# [Aim]
Repeat the listing below in full, exactly as it stands.

start Exercise material

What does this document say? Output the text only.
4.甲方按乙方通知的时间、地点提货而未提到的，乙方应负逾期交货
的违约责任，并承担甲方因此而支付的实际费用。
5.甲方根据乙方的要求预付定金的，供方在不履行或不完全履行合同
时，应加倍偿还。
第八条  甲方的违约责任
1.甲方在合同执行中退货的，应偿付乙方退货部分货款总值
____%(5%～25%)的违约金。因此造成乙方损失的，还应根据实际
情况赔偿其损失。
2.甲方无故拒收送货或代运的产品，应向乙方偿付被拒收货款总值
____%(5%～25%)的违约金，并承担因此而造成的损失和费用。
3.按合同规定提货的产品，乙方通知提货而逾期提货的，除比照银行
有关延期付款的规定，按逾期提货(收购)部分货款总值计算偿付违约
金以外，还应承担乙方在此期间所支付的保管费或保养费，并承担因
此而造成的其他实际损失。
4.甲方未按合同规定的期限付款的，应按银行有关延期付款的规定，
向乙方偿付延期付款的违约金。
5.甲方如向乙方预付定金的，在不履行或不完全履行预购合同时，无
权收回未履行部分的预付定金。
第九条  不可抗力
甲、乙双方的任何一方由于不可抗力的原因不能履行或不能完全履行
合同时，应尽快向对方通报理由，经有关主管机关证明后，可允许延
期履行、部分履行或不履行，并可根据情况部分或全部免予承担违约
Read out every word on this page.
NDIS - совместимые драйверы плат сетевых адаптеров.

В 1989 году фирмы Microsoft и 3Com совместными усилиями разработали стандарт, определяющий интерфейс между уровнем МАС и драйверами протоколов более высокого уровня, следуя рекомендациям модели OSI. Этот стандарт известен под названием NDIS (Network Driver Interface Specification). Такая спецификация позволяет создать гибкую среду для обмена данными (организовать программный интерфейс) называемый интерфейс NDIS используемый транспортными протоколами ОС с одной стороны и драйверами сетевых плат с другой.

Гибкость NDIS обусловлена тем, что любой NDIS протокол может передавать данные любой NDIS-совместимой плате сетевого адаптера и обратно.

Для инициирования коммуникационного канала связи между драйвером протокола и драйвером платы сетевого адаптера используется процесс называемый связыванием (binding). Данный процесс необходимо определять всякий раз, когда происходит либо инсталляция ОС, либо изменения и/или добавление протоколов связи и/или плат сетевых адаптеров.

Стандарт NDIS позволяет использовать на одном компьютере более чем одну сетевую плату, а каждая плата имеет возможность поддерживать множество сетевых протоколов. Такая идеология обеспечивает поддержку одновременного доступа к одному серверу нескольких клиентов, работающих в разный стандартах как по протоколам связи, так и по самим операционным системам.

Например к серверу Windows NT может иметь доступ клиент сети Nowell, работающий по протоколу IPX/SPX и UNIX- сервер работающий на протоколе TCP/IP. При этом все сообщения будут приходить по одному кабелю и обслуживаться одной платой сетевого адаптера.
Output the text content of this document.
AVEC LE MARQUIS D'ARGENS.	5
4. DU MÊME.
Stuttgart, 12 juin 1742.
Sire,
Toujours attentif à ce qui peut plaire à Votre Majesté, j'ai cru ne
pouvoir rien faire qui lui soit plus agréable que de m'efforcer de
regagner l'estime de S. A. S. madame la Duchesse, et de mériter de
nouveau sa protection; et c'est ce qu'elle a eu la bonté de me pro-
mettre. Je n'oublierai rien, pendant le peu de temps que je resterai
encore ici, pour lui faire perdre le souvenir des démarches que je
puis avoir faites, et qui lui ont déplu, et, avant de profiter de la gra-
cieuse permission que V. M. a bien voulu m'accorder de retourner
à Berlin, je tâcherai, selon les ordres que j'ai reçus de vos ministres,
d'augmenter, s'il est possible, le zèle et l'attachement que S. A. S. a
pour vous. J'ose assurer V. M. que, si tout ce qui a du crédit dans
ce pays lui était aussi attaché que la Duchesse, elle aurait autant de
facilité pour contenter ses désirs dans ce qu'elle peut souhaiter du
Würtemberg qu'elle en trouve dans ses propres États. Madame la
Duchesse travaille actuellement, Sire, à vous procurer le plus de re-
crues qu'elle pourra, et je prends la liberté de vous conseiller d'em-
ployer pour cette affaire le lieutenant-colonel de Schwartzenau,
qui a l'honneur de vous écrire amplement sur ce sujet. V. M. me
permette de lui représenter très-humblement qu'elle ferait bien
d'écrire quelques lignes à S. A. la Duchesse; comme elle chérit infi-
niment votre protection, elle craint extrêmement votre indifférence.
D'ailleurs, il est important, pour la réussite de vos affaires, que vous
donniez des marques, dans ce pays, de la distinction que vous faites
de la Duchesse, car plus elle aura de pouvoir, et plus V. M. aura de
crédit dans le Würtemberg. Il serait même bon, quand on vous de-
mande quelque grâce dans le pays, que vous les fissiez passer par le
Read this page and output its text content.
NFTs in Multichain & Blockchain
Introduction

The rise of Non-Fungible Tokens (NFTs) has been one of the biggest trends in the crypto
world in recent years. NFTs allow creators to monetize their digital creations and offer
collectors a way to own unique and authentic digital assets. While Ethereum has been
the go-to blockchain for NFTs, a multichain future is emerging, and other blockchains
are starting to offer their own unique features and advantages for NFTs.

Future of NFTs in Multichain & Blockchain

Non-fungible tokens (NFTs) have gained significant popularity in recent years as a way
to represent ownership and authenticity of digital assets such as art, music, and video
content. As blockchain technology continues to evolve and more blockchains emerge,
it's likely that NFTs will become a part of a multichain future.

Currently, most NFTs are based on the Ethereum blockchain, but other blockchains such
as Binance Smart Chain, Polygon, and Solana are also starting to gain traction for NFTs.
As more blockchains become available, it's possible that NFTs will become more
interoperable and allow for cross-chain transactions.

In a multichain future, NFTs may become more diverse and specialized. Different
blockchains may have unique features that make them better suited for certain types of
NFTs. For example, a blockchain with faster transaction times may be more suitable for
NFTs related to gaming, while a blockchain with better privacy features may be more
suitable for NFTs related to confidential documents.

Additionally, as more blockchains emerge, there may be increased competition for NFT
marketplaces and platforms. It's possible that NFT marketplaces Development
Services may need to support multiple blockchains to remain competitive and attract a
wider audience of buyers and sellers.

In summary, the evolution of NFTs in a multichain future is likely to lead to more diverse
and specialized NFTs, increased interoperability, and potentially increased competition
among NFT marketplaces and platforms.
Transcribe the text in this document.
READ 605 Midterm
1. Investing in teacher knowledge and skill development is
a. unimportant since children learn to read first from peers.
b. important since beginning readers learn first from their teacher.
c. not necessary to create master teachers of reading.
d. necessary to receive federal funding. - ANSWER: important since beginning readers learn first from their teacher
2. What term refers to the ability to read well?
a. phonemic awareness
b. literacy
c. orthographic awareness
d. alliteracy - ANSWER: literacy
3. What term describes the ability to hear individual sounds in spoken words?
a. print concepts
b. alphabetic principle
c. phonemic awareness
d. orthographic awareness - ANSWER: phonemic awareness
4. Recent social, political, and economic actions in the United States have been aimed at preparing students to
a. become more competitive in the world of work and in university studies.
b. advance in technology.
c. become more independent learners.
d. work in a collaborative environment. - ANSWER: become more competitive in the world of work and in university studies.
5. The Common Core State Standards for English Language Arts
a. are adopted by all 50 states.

end Exercise material

# [Exercise output]
What does this document say? Output the text only.
4.甲方按乙方通知的时间、地点提货而未提到的，乙方应负逾期交货
的违约责任，并承担甲方因此而支付的实际费用。
5.甲方根据乙方的要求预付定金的，供方在不履行或不完全履行合同
时，应加倍偿还。
第八条  甲方的违约责任
1.甲方在合同执行中退货的，应偿付乙方退货部分货款总值
____%(5%～25%)的违约金。因此造成乙方损失的，还应根据实际
情况赔偿其损失。
2.甲方无故拒收送货或代运的产品，应向乙方偿付被拒收货款总值
____%(5%～25%)的违约金，并承担因此而造成的损失和费用。
3.按合同规定提货的产品，乙方通知提货而逾期提货的，除比照银行
有关延期付款的规定，按逾期提货(收购)部分货款总值计算偿付违约
金以外，还应承担乙方在此期间所支付的保管费或保养费，并承担因
此而造成的其他实际损失。
4.甲方未按合同规定的期限付款的，应按银行有关延期付款的规定，
向乙方偿付延期付款的违约金。
5.甲方如向乙方预付定金的，在不履行或不完全履行预购合同时，无
权收回未履行部分的预付定金。
第九条  不可抗力
甲、乙双方的任何一方由于不可抗力的原因不能履行或不能完全履行
合同时，应尽快向对方通报理由，经有关主管机关证明后，可允许延
期履行、部分履行或不履行，并可根据情况部分或全部免予承担违约
Read out every word on this page.
NDIS - совместимые драйверы плат сетевых адаптеров.

В 1989 году фирмы Microsoft и 3Com совместными усилиями разработали стандарт, определяющий интерфейс между уровнем МАС и драйверами протоколов более высокого уровня, следуя рекомендациям модели OSI. Этот стандарт известен под названием NDIS (Network Driver Interface Specification). Такая спецификация позволяет создать гибкую среду для обмена данными (организовать программный интерфейс) называемый интерфейс NDIS используемый транспортными протоколами ОС с одной стороны и драйверами сетевых плат с другой.

Гибкость NDIS обусловлена тем, что любой NDIS протокол может передавать данные любой NDIS-совместимой плате сетевого адаптера и обратно.

Для инициирования коммуникационного канала связи между драйвером протокола и драйвером платы сетевого адаптера используется процесс называемый связыванием (binding). Данный процесс необходимо определять всякий раз, когда происходит либо инсталляция ОС, либо изменения и/или добавление протоколов связи и/или плат сетевых адаптеров.

Стандарт NDIS позволяет использовать на одном компьютере более чем одну сетевую плату, а каждая плата имеет возможность поддерживать множество сетевых протоколов. Такая идеология обеспечивает поддержку одновременного доступа к одному серверу нескольких клиентов, работающих в разный стандартах как по протоколам связи, так и по самим операционным системам.

Например к серверу Windows NT может иметь доступ клиент сети Nowell, работающий по протоколу IPX/SPX и UNIX- сервер работающий на протоколе TCP/IP. При этом все сообщения будут приходить по одному кабелю и обслуживаться одной платой сетевого адаптера.
Output the text content of this document.
AVEC LE MARQUIS D'ARGENS.	5
4. DU MÊME.
Stuttgart, 12 juin 1742.
Sire,
Toujours attentif à ce qui peut plaire à Votre Majesté, j'ai cru ne
pouvoir rien faire qui lui soit plus agréable que de m'efforcer de
regagner l'estime de S. A. S. madame la Duchesse, et de mériter de
nouveau sa protection; et c'est ce qu'elle a eu la bonté de me pro-
mettre. Je n'oublierai rien, pendant le peu de temps que je resterai
encore ici, pour lui faire perdre le souvenir des démarches que je
puis avoir faites, et qui lui ont déplu, et, avant de profiter de la gra-
cieuse permission que V. M. a bien voulu m'accorder de retourner
à Berlin, je tâcherai, selon les ordres que j'ai reçus de vos ministres,
d'augmenter, s'il est possible, le zèle et l'attachement que S. A. S. a
pour vous. J'ose assurer V. M. que, si tout ce qui a du crédit dans
ce pays lui était aussi attaché que la Duchesse, elle aurait autant de
facilité pour contenter ses désirs dans ce qu'elle peut souhaiter du
Würtemberg qu'elle en trouve dans ses propres États. Madame la
Duchesse travaille actuellement, Sire, à vous procurer le plus de re-
crues qu'elle pourra, et je prends la liberté de vous conseiller d'em-
ployer pour cette affaire le lieutenant-colonel de Schwartzenau,
qui a l'honneur de vous écrire amplement sur ce sujet. V. M. me
permette de lui représenter très-humblement qu'elle ferait bien
d'écrire quelques lignes à S. A. la Duchesse; comme elle chérit infi-
niment votre protection, elle craint extrêmement votre indifférence.
D'ailleurs, il est important, pour la réussite de vos affaires, que vous
donniez des marques, dans ce pays, de la distinction que vous faites
de la Duchesse, car plus elle aura de pouvoir, et plus V. M. aura de
crédit dans le Würtemberg. Il serait même bon, quand on vous de-
mande quelque grâce dans le pays, que vous les fissiez passer par le
Read this page and output its text content.
NFTs in Multichain & Blockchain
Introduction

The rise of Non-Fungible Tokens (NFTs) has been one of the biggest trends in the crypto
world in recent years. NFTs allow creators to monetize their digital creations and offer
collectors a way to own unique and authentic digital assets. While Ethereum has been
the go-to blockchain for NFTs, a multichain future is emerging, and other blockchains
are starting to offer their own unique features and advantages for NFTs.

Future of NFTs in Multichain & Blockchain

Non-fungible tokens (NFTs) have gained significant popularity in recent years as a way
to represent ownership and authenticity of digital assets such as art, music, and video
content. As blockchain technology continues to evolve and more blockchains emerge,
it's likely that NFTs will become a part of a multichain future.

Currently, most NFTs are based on the Ethereum blockchain, but other blockchains such
as Binance Smart Chain, Polygon, and Solana are also starting to gain traction for NFTs.
As more blockchains become available, it's possible that NFTs will become more
interoperable and allow for cross-chain transactions.

In a multichain future, NFTs may become more diverse and specialized. Different
blockchains may have unique features that make them better suited for certain types of
NFTs. For example, a blockchain with faster transaction times may be more suitable for
NFTs related to gaming, while a blockchain with better privacy features may be more
suitable for NFTs related to confidential documents.

Additionally, as more blockchains emerge, there may be increased competition for NFT
marketplaces and platforms. It's possible that NFT marketplaces Development
Services may need to support multiple blockchains to remain competitive and attract a
wider audience of buyers and sellers.

In summary, the evolution of NFTs in a multichain future is likely to lead to more diverse
and specialized NFTs, increased interoperability, and potentially increased competition
among NFT marketplaces and platforms.
Transcribe the text in this document.
READ 605 Midterm
1. Investing in teacher knowledge and skill development is
a. unimportant since children learn to read first from peers.
b. important since beginning readers learn first from their teacher.
c. not necessary to create master teachers of reading.
d. necessary to receive federal funding. - ANSWER: important since beginning readers learn first from their teacher
2. What term refers to the ability to read well?
a. phonemic awareness
b. literacy
c. orthographic awareness
d. alliteracy - ANSWER: literacy
3. What term describes the ability to hear individual sounds in spoken words?
a. print concepts
b. alphabetic principle
c. phonemic awareness
d. orthographic awareness - ANSWER: phonemic awareness
4. Recent social, political, and economic actions in the United States have been aimed at preparing students to
a. become more competitive in the world of work and in university studies.
b. advance in technology.
c. become more independent learners.
d. work in a collaborative environment. - ANSWER: become more competitive in the world of work and in university studies.
5. The Common Core State Standards for English Language Arts
a. are adopted by all 50 states.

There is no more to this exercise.